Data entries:
+ + +
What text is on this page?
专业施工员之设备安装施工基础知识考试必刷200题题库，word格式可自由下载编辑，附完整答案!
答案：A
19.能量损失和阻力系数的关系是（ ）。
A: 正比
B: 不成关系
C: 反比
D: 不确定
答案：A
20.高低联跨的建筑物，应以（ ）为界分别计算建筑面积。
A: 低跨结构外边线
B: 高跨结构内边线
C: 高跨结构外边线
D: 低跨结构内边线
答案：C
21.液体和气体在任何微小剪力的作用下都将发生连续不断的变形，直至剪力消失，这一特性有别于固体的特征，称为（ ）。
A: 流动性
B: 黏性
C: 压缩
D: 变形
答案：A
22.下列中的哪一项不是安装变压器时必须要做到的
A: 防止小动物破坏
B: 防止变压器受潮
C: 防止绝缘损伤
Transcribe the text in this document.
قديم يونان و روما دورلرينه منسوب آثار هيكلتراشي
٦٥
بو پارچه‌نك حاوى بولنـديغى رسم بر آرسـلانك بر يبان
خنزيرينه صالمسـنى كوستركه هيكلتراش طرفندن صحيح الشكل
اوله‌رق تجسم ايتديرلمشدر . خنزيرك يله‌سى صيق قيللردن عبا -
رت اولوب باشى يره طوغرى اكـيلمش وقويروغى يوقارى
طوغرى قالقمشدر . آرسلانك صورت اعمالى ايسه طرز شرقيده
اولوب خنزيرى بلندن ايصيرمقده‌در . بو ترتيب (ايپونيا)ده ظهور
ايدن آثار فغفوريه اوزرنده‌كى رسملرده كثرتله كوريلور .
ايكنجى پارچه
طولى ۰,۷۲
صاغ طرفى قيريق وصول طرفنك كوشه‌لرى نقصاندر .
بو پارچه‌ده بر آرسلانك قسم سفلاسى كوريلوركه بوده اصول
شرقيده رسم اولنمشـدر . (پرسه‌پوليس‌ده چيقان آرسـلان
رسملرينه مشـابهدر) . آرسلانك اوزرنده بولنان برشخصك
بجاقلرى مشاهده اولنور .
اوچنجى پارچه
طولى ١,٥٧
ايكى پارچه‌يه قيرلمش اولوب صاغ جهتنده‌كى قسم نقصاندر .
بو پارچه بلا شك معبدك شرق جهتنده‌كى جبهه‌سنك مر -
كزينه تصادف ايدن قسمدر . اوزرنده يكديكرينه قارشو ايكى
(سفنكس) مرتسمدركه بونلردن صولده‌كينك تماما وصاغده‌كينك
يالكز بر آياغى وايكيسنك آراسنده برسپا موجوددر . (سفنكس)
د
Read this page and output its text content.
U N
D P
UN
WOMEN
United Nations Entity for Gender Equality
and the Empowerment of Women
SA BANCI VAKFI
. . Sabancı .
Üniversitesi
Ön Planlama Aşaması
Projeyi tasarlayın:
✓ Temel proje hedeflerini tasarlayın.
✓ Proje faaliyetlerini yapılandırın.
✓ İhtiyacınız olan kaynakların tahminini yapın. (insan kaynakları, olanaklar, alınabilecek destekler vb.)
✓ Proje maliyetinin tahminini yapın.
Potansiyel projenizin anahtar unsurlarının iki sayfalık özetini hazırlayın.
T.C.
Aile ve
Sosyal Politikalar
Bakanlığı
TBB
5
+ + +
GOAL
Write the material out again word for word.

EXERCISE RESPONSE
What text is on this page?
专业施工员之设备安装施工基础知识考试必刷200题题库，word格式可自由下载编辑，附完整答案!
答案：A
19.能量损失和阻力系数的关系是（ ）。
A: 正比
B: 不成关系
C: 反比
D: 不确定
答案：A
20.高低联跨的建筑物，应以（ ）为界分别计算建筑面积。
A: 低跨结构外边线
B: 高跨结构内边线
C: 高跨结构外边线
D: 低跨结构内边线
答案：C
21.液体和气体在任何微小剪力的作用下都将发生连续不断的变形，直至剪力消失，这一特性有别于固体的特征，称为（ ）。
A: 流动性
B: 黏性
C: 压缩
D: 变形
答案：A
22.下列中的哪一项不是安装变压器时必须要做到的
A: 防止小动物破坏
B: 防止变压器受潮
C: 防止绝缘损伤
Transcribe the text in this document.
قديم يونان و روما دورلرينه منسوب آثار هيكلتراشي
٦٥
بو پارچه‌نك حاوى بولنـديغى رسم بر آرسـلانك بر يبان
خنزيرينه صالمسـنى كوستركه هيكلتراش طرفندن صحيح الشكل
اوله‌رق تجسم ايتديرلمشدر . خنزيرك يله‌سى صيق قيللردن عبا -
رت اولوب باشى يره طوغرى اكـيلمش وقويروغى يوقارى
طوغرى قالقمشدر . آرسلانك صورت اعمالى ايسه طرز شرقيده
اولوب خنزيرى بلندن ايصيرمقده‌در . بو ترتيب (ايپونيا)ده ظهور
ايدن آثار فغفوريه اوزرنده‌كى رسملرده كثرتله كوريلور .
ايكنجى پارچه
طولى ۰,۷۲
صاغ طرفى قيريق وصول طرفنك كوشه‌لرى نقصاندر .
بو پارچه‌ده بر آرسلانك قسم سفلاسى كوريلوركه بوده اصول
شرقيده رسم اولنمشـدر . (پرسه‌پوليس‌ده چيقان آرسـلان
رسملرينه مشـابهدر) . آرسلانك اوزرنده بولنان برشخصك
بجاقلرى مشاهده اولنور .
اوچنجى پارچه
طولى ١,٥٧
ايكى پارچه‌يه قيرلمش اولوب صاغ جهتنده‌كى قسم نقصاندر .
بو پارچه بلا شك معبدك شرق جهتنده‌كى جبهه‌سنك مر -
كزينه تصادف ايدن قسمدر . اوزرنده يكديكرينه قارشو ايكى
(سفنكس) مرتسمدركه بونلردن صولده‌كينك تماما وصاغده‌كينك
يالكز بر آياغى وايكيسنك آراسنده برسپا موجوددر . (سفنكس)
د
Read this page and output its text content.
U N
D P
UN
WOMEN
United Nations Entity for Gender Equality
and the Empowerment of Women
SA BANCI VAKFI
. . Sabancı .
Üniversitesi
Ön Planlama Aşaması
Projeyi tasarlayın:
✓ Temel proje hedeflerini tasarlayın.
✓ Proje faaliyetlerini yapılandırın.
✓ İhtiyacınız olan kaynakların tahminini yapın. (insan kaynakları, olanaklar, alınabilecek destekler vb.)
✓ Proje maliyetinin tahminini yapın.
Potansiyel projenizin anahtar unsurlarının iki sayfalık özetini hazırlayın.
T.C.
Aile ve
Sosyal Politikalar
Bakanlığı
TBB
5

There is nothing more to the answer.